Exercise:
Copy each line of the material below that includes the string "организаций".

Material for this task:
■ ■ ■ ■
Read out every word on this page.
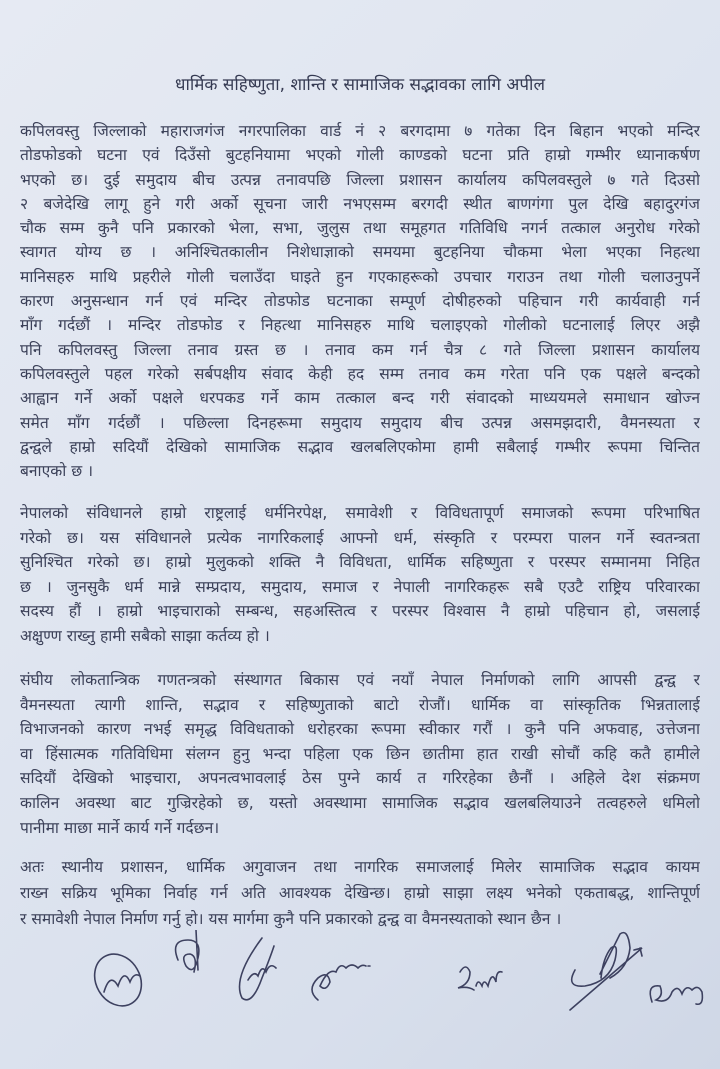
धार्मिक सहिष्णुता, शान्ति र सामाजिक सद्भावका लागि अपील
कपिलवस्तु जिल्लाको महाराजगंज नगरपालिका वार्ड नं २ बरगदामा ७ गतेका दिन बिहान भएको मन्दिर
तोडफोडको घटना एवं दिउँसो बुटहनियामा भएको गोली काण्डको घटना प्रति हाम्रो गम्भीर ध्यानाकर्षण
भएको छ। दुई समुदाय बीच उत्पन्न तनावपछि जिल्ला प्रशासन कार्यालय कपिलवस्तुले ७ गते दिउसो
२ बजेदेखि लागू हुने गरी अर्को सूचना जारी नभएसम्म बरगदी स्थीत बाणगंगा पुल देखि बहादुरगंज
चौक सम्म कुनै पनि प्रकारको भेला, सभा, जुलुस तथा समूहगत गतिविधि नगर्न तत्काल अनुरोध गरेको
स्वागत योग्य छ । अनिश्चितकालीन निशेधाज्ञाको समयमा बुटहनिया चौकमा भेला भएका निहत्था
मानिसहरु माथि प्रहरीले गोली चलाउँदा घाइते हुन गएकाहरूको उपचार गराउन तथा गोली चलाउनुपर्ने
कारण अनुसन्धान गर्न एवं मन्दिर तोडफोड घटनाका सम्पूर्ण दोषीहरुको पहिचान गरी कार्यवाही गर्न
माँग गर्दछौं । मन्दिर तोडफोड र निहत्था मानिसहरु माथि चलाइएको गोलीको घटनालाई लिएर अझै
पनि कपिलवस्तु जिल्ला तनाव ग्रस्त छ । तनाव कम गर्न चैत्र ८ गते जिल्ला प्रशासन कार्यालय
कपिलवस्तुले पहल गरेको सर्बपक्षीय संवाद केही हद सम्म तनाव कम गरेता पनि एक पक्षले बन्दको
आह्वान गर्ने अर्को पक्षले धरपकड गर्ने काम तत्काल बन्द गरी संवादको माध्ययमले समाधान खोज्न
समेत माँग गर्दछौं । पछिल्ला दिनहरूमा समुदाय समुदाय बीच उत्पन्न असमझदारी, वैमनस्यता र
द्वन्द्वले हाम्रो सदियौं देखिको सामाजिक सद्भाव खलबलिएकोमा हामी सबैलाई गम्भीर रूपमा चिन्तित
बनाएको छ ।
नेपालको संविधानले हाम्रो राष्ट्रलाई धर्मनिरपेक्ष, समावेशी र विविधतापूर्ण समाजको रूपमा परिभाषित
गरेको छ। यस संविधानले प्रत्येक नागरिकलाई आफ्नो धर्म, संस्कृति र परम्परा पालन गर्ने स्वतन्त्रता
सुनिश्चित गरेको छ। हाम्रो मुलुकको शक्ति नै विविधता, धार्मिक सहिष्णुता र परस्पर सम्मानमा निहित
छ । जुनसुकै धर्म मान्ने सम्प्रदाय, समुदाय, समाज र नेपाली नागरिकहरू सबै एउटै राष्ट्रिय परिवारका
सदस्य हौं । हाम्रो भाइचाराको सम्बन्ध, सहअस्तित्व र परस्पर विश्वास नै हाम्रो पहिचान हो, जसलाई
अक्षुण्ण राख्नु हामी सबैको साझा कर्तव्य हो ।
संघीय लोकतान्त्रिक गणतन्त्रको संस्थागत बिकास एवं नयाँ नेपाल निर्माणको लागि आपसी द्वन्द्व र
वैमनस्यता त्यागी शान्ति, सद्भाव र सहिष्णुताको बाटो रोजौं। धार्मिक वा सांस्कृतिक भिन्नतालाई
विभाजनको कारण नभई समृद्ध विविधताको धरोहरका रूपमा स्वीकार गरौं । कुनै पनि अफवाह, उत्तेजना
वा हिंसात्मक गतिविधिमा संलग्न हुनु भन्दा पहिला एक छिन छातीमा हात राखी सोचौं कहि कतै हामीले
सदियौं देखिको भाइचारा, अपनत्वभावलाई ठेस पुग्ने कार्य त गरिरहेका छैनौं । अहिले देश संक्रमण
कालिन अवस्था बाट गुज्रिरहेको छ, यस्तो अवस्थामा सामाजिक सद्भाव खलबलियाउने तत्वहरुले धमिलो
पानीमा माछा मार्ने कार्य गर्ने गर्दछन।
अतः स्थानीय प्रशासन, धार्मिक अगुवाजन तथा नागरिक समाजलाई मिलेर सामाजिक सद्भाव कायम
राख्न सक्रिय भूमिका निर्वाह गर्न अति आवश्यक देखिन्छ। हाम्रो साझा लक्ष्य भनेको एकताबद्ध, शान्तिपूर्ण
र समावेशी नेपाल निर्माण गर्नु हो। यस मार्गमा कुनै पनि प्रकारको द्वन्द्व वा वैमनस्यताको स्थान छैन ।
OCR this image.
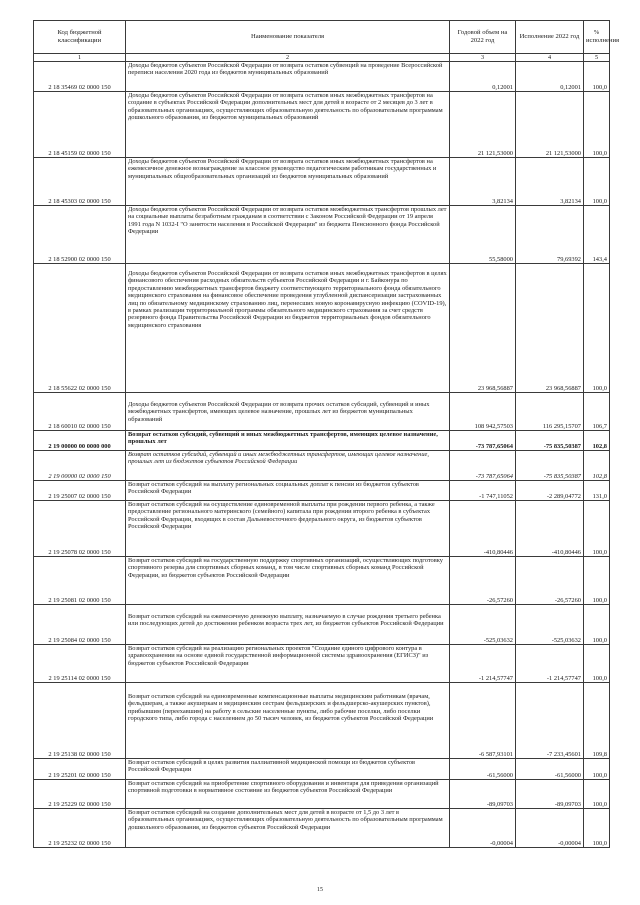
Код бюджетной классификации	Наименование показателя	Годовой объем на 2022 год	Исполнение 2022 год	% исполнения
1	2	3	4	5
2 18 35469 02 0000 150	Доходы бюджетов субъектов Российской Федерации от возврата остатков субвенций на проведение Всероссийской переписи населения 2020 года из бюджетов муниципальных образований	0,12001	0,12001	100,0
2 18 45159 02 0000 150	Доходы бюджетов субъектов Российской Федерации от возврата остатков иных межбюджетных трансфертов на создание в субъектах Российской Федерации дополнительных мест для детей в возрасте от 2 месяцев до 3 лет в образовательных организациях, осуществляющих образовательную деятельность по образовательным программам дошкольного образования, из бюджетов муниципальных образований	21 121,53000	21 121,53000	100,0
2 18 45303 02 0000 150	Доходы бюджетов субъектов Российской Федерации от возврата остатков иных межбюджетных трансфертов на ежемесячное денежное вознаграждение за классное руководство педагогическим работникам государственных и муниципальных общеобразовательных организаций из бюджетов муниципальных образований	3,82134	3,82134	100,0
2 18 52900 02 0000 150	Доходы бюджетов субъектов Российской Федерации от возврата остатков межбюджетных трансфертов прошлых лет на социальные выплаты безработным гражданам в соответствии с Законом Российской Федерации от 19 апреля 1991 года N 1032-I "О занятости населения в Российской Федерации" из бюджета Пенсионного фонда Российской Федерации	55,58000	79,69392	143,4
2 18 55622 02 0000 150	Доходы бюджетов субъектов Российской Федерации от возврата остатков иных межбюджетных трансфертов в целях финансового обеспечения расходных обязательств субъектов Российской Федерации и г. Байконура по предоставлению межбюджетных трансфертов бюджету соответствующего территориального фонда обязательного медицинского страхования на финансовое обеспечение проведения углубленной диспансеризации застрахованных лиц по обязательному медицинскому страхованию лиц, перенесших новую коронавирусную инфекцию (COVID-19), в рамках реализации территориальной программы обязательного медицинского страхования за счет средств резервного фонда Правительства Российской Федерации из бюджетов территориальных фондов обязательного медицинского страхования	23 968,56887	23 968,56887	100,0
2 18 60010 02 0000 150	Доходы бюджетов субъектов Российской Федерации от возврата прочих остатков субсидий, субвенций и иных межбюджетных трансфертов, имеющих целевое назначение, прошлых лет из бюджетов муниципальных образований	108 942,57503	116 295,15707	106,7
2 19 00000 00 0000 000	Возврат остатков субсидий, субвенций и иных межбюджетных трансфертов, имеющих целевое назначение, прошлых лет	-73 787,65064	-75 835,50387	102,8
2 19 00000 02 0000 150	Возврат остатков субсидий, субвенций и иных межбюджетных трансфертов, имеющих целевое назначение, прошлых лет из бюджетов субъектов Российской Федерации	-73 787,65064	-75 835,50387	102,8
2 19 25007 02 0000 150	Возврат остатков субсидий на выплату региональных социальных доплат к пенсии из бюджетов субъектов Российской Федерации	-1 747,11052	-2 289,04772	131,0
2 19 25078 02 0000 150	Возврат остатков субсидий на осуществление единовременной выплаты при рождении первого ребенка, а также предоставление регионального материнского (семейного) капитала при рождении второго ребенка в субъектах Российской Федерации, входящих в состав Дальневосточного федерального округа, из бюджетов субъектов Российской Федерации	-410,80446	-410,80446	100,0
2 19 25081 02 0000 150	Возврат остатков субсидий на государственную поддержку спортивных организаций, осуществляющих подготовку спортивного резерва для спортивных сборных команд, в том числе спортивных сборных команд Российской Федерации, из бюджетов субъектов Российской Федерации	-26,57260	-26,57260	100,0
2 19 25084 02 0000 150	Возврат остатков субсидий на ежемесячную денежную выплату, назначаемую в случае рождения третьего ребенка или последующих детей до достижения ребенком возраста трех лет, из бюджетов субъектов Российской Федерации	-525,03632	-525,03632	100,0
2 19 25114 02 0000 150	Возврат остатков субсидий на реализацию региональных проектов "Создание единого цифрового контура в здравоохранении на основе единой государственной информационной системы здравоохранения (ЕГИСЗ)" из бюджетов субъектов Российской Федерации	-1 214,57747	-1 214,57747	100,0
2 19 25138 02 0000 150	Возврат остатков субсидий на единовременные компенсационные выплаты медицинским работникам (врачам, фельдшерам, а также акушеркам и медицинским сестрам фельдшерских и фельдшерско-акушерских пунктов), прибывшим (переехавшим) на работу в сельские населенные пункты, либо рабочие поселки, либо поселки городского типа, либо города с населением до 50 тысяч человек, из бюджетов субъектов Российской Федерации	-6 587,93101	-7 233,45601	109,8
2 19 25201 02 0000 150	Возврат остатков субсидий в целях развития паллиативной медицинской помощи из бюджетов субъектов Российской Федерации	-61,56000	-61,56000	100,0
2 19 25229 02 0000 150	Возврат остатков субсидий на приобретение спортивного оборудования и инвентаря для приведения организаций спортивной подготовки в нормативное состояние из бюджетов субъектов Российской Федерации	-89,09703	-89,09703	100,0
2 19 25232 02 0000 150	Возврат остатков субсидий на создание дополнительных мест для детей в возрасте от 1,5 до 3 лет в образовательных организациях, осуществляющих образовательную деятельность по образовательным программам дошкольного образования, из бюджетов субъектов Российской Федерации	-0,00004	-0,00004	100,0
15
■ ■ ■ ■
Answer below:
2 18 45303 02 0000 150	Доходы бюджетов субъектов Российской Федерации от возврата остатков иных межбюджетных трансфертов на ежемесячное денежное вознаграждение за классное руководство педагогическим работникам государственных и муниципальных общеобразовательных организаций из бюджетов муниципальных образований	3,82134	3,82134	100,0
2 19 25081 02 0000 150	Возврат остатков субсидий на государственную поддержку спортивных организаций, осуществляющих подготовку спортивного резерва для спортивных сборных команд, в том числе спортивных сборных команд Российской Федерации, из бюджетов субъектов Российской Федерации	-26,57260	-26,57260	100,0
2 19 25229 02 0000 150	Возврат остатков субсидий на приобретение спортивного оборудования и инвентаря для приведения организаций спортивной подготовки в нормативное состояние из бюджетов субъектов Российской Федерации	-89,09703	-89,09703	100,0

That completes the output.